▶ [Task prompt]: Select, from the data, each line where "sécurité" occurs.

▶ [Data]:
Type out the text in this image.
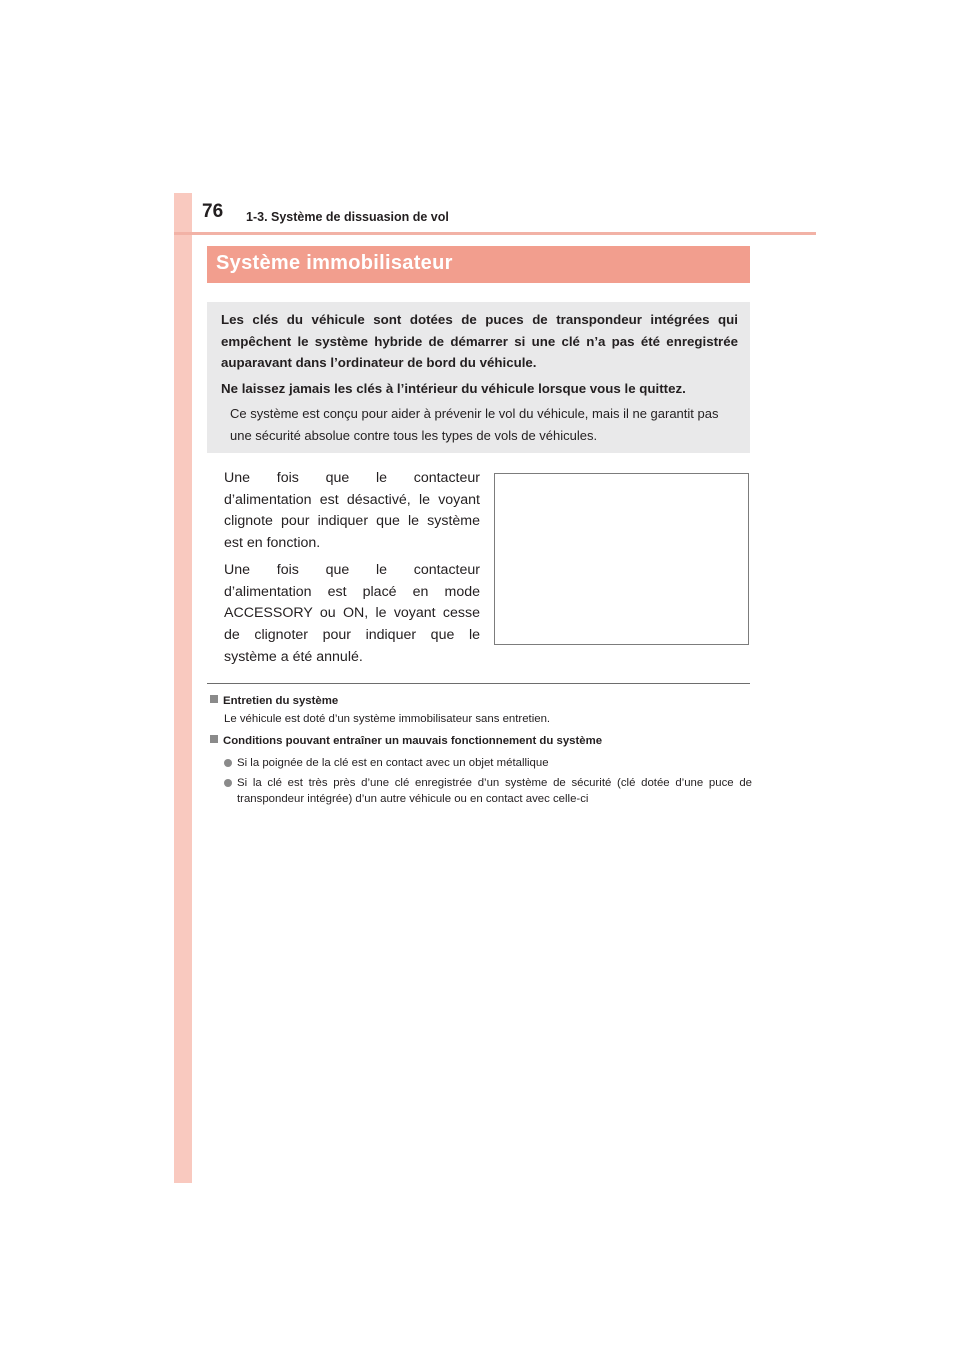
76 1-3. Système de dissuasion de vol
Système immobilisateur

Les clés du véhicule sont dotées de puces de transpondeur intégrées qui empêchent le système hybride de démarrer si une clé n’a pas été enregistrée auparavant dans l’ordinateur de bord du véhicule.

Ne laissez jamais les clés à l’intérieur du véhicule lorsque vous le quittez.

Ce système est conçu pour aider à prévenir le vol du véhicule, mais il ne garantit pas une sécurité absolue contre tous les types de vols de véhicules.

Une fois que le contacteur d’alimentation est désactivé, le voyant clignote pour indiquer que le système est en fonction.

Une fois que le contacteur d’alimentation est placé en mode ACCESSORY ou ON, le voyant cesse de clignoter pour indiquer que le système a été annulé.

Entretien du système
Le véhicule est doté d’un système immobilisateur sans entretien.
Conditions pouvant entraîner un mauvais fonctionnement du système
Si la poignée de la clé est en contact avec un objet métallique
Si la clé est très près d’une clé enregistrée d’un système de sécurité (clé dotée d’une puce de transpondeur intégrée) d’un autre véhicule ou en contact avec celle-ci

▶ [Task result]:
Ce système est conçu pour aider à prévenir le vol du véhicule, mais il ne garantit pas une sécurité absolue contre tous les types de vols de véhicules.
Si la clé est très près d’une clé enregistrée d’un système de sécurité (clé dotée d’une puce de transpondeur intégrée) d’un autre véhicule ou en contact avec celle-ci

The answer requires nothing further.